Stored data

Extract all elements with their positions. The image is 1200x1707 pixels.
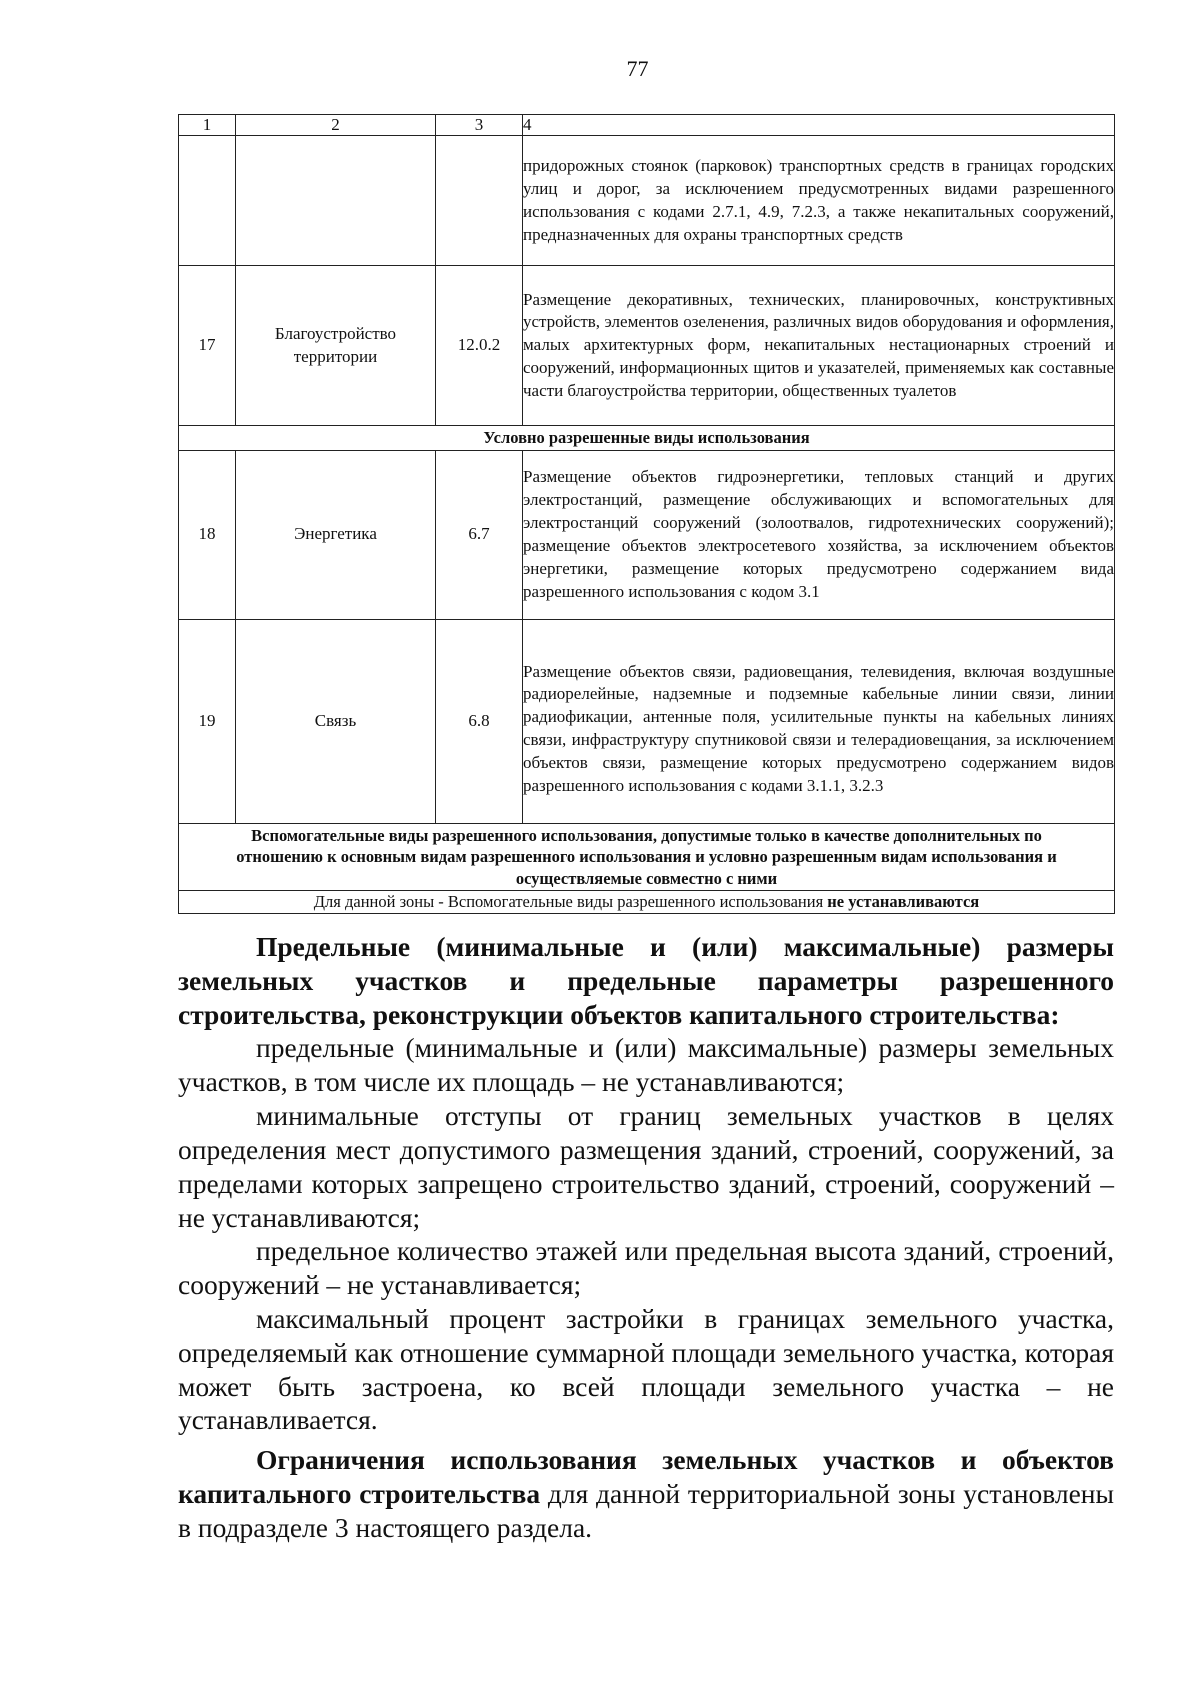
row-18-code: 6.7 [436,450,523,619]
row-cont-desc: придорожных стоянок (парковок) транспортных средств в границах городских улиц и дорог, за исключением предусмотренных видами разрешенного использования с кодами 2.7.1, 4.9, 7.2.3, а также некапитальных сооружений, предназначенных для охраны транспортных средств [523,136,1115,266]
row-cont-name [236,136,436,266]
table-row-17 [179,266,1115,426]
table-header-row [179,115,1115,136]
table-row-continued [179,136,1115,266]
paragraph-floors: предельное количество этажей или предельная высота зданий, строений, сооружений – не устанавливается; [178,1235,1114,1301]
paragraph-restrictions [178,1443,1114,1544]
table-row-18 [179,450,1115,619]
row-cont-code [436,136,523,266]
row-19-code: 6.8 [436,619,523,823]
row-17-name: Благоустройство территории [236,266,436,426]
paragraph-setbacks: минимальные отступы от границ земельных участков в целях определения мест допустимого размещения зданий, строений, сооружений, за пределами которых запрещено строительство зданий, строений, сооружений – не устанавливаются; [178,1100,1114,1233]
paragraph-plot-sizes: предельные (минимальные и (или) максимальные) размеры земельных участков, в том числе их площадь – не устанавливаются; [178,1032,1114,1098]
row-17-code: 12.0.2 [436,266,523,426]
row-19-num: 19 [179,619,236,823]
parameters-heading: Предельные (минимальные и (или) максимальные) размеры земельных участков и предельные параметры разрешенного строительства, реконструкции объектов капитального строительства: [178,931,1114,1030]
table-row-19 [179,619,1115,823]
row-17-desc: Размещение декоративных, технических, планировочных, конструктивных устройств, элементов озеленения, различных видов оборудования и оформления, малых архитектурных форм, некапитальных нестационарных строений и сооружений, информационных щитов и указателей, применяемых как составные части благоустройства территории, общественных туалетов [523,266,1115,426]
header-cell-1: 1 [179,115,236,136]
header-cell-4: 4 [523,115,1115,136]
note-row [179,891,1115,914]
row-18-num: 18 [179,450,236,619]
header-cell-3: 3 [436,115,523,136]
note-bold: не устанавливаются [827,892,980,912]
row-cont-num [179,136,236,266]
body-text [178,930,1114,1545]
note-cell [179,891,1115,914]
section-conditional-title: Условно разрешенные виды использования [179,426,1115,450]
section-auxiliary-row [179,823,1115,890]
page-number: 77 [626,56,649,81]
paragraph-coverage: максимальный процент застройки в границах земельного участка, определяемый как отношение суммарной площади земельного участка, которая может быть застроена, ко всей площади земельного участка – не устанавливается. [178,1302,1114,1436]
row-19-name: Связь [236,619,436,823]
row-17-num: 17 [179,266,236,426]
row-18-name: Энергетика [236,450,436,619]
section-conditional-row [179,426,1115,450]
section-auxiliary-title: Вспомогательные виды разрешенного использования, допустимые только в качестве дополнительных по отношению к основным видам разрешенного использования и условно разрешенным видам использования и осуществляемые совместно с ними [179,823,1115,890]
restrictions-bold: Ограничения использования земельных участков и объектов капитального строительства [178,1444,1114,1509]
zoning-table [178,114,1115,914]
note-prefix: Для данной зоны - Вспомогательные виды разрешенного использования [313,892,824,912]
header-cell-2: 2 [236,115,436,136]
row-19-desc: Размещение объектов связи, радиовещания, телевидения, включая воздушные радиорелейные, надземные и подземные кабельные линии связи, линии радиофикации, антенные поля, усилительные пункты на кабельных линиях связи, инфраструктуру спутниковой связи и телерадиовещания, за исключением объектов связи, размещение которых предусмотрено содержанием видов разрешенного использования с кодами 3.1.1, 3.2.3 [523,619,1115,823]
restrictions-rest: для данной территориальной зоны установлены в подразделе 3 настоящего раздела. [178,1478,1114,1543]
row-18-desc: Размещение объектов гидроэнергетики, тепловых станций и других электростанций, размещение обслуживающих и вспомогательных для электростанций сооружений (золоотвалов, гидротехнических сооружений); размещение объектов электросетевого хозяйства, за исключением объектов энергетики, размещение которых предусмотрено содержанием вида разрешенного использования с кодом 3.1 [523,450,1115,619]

--

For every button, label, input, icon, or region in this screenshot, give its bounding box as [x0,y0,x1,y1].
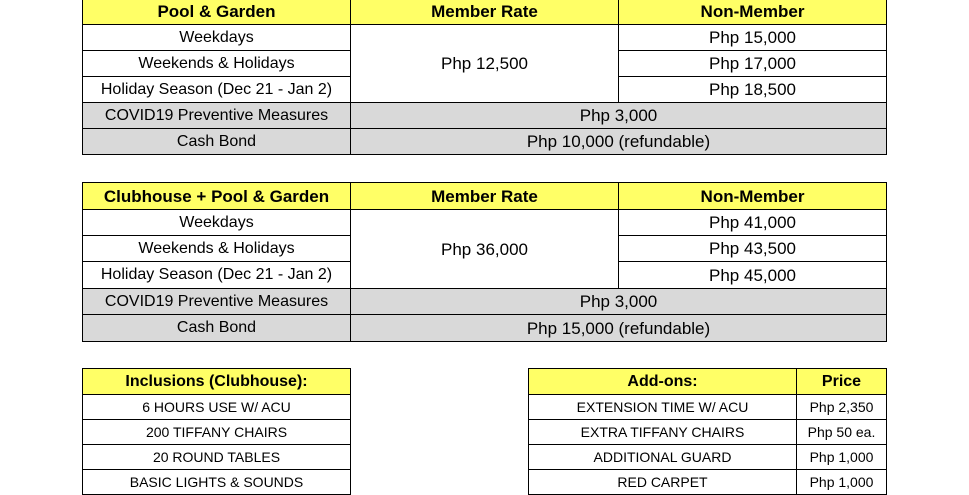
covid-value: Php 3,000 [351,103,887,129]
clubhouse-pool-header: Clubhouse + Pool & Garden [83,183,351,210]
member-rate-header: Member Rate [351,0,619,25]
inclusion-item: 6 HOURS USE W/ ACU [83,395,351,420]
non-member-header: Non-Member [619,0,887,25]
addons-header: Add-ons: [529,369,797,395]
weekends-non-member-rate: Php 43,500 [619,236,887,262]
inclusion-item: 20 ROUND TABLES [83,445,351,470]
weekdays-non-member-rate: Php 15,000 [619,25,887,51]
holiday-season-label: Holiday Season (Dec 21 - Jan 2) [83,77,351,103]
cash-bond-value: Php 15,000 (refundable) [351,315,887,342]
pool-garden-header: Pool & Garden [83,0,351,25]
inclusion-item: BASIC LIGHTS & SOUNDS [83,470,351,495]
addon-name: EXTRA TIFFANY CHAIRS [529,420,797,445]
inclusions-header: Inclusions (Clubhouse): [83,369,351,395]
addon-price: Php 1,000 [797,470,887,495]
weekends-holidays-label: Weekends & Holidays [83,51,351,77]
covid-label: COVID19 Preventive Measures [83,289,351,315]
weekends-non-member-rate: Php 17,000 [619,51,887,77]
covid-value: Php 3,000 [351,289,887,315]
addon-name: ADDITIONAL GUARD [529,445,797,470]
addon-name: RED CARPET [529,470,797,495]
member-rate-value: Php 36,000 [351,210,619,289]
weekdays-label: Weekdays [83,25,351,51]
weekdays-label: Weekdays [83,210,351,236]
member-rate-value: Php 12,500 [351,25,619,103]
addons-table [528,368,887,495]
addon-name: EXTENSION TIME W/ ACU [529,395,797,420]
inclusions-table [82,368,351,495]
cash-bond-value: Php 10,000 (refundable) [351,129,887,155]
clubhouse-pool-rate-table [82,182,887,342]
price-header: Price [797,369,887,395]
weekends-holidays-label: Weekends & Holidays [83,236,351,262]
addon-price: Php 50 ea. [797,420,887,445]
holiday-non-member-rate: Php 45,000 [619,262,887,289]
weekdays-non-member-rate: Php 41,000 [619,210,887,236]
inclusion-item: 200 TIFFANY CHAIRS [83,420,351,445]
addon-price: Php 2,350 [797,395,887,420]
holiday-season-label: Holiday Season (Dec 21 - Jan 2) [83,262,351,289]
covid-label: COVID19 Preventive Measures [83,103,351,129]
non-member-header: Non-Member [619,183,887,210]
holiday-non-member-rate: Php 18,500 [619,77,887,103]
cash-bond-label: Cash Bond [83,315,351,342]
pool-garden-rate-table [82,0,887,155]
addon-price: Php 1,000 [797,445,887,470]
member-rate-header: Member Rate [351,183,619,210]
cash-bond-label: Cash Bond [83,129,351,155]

Required work
Transcribe the lines from the one containing "row-18-code: 6.7 [436,450,523,619]" through the one containing "row-17-name: Благоустройство территории", inclusive, reproducing them exactly.

Task result
row-18-code: 6.7 [436,450,523,619]
row-cont-desc: придорожных стоянок (парковок) транспортных средств в границах городских улиц и дорог, за исключением предусмотренных видами разрешенного использования с кодами 2.7.1, 4.9, 7.2.3, а также некапитальных сооружений, предназначенных для охраны транспортных средств [523,136,1115,266]
row-cont-name [236,136,436,266]
table-row-17 [179,266,1115,426]
table-header-row [179,115,1115,136]
table-row-continued [179,136,1115,266]
paragraph-floors: предельное количество этажей или предельная высота зданий, строений, сооружений – не устанавливается; [178,1235,1114,1301]
paragraph-restrictions [178,1443,1114,1544]
table-row-18 [179,450,1115,619]
row-cont-code [436,136,523,266]
row-19-code: 6.8 [436,619,523,823]
row-17-name: Благоустройство территории [236,266,436,426]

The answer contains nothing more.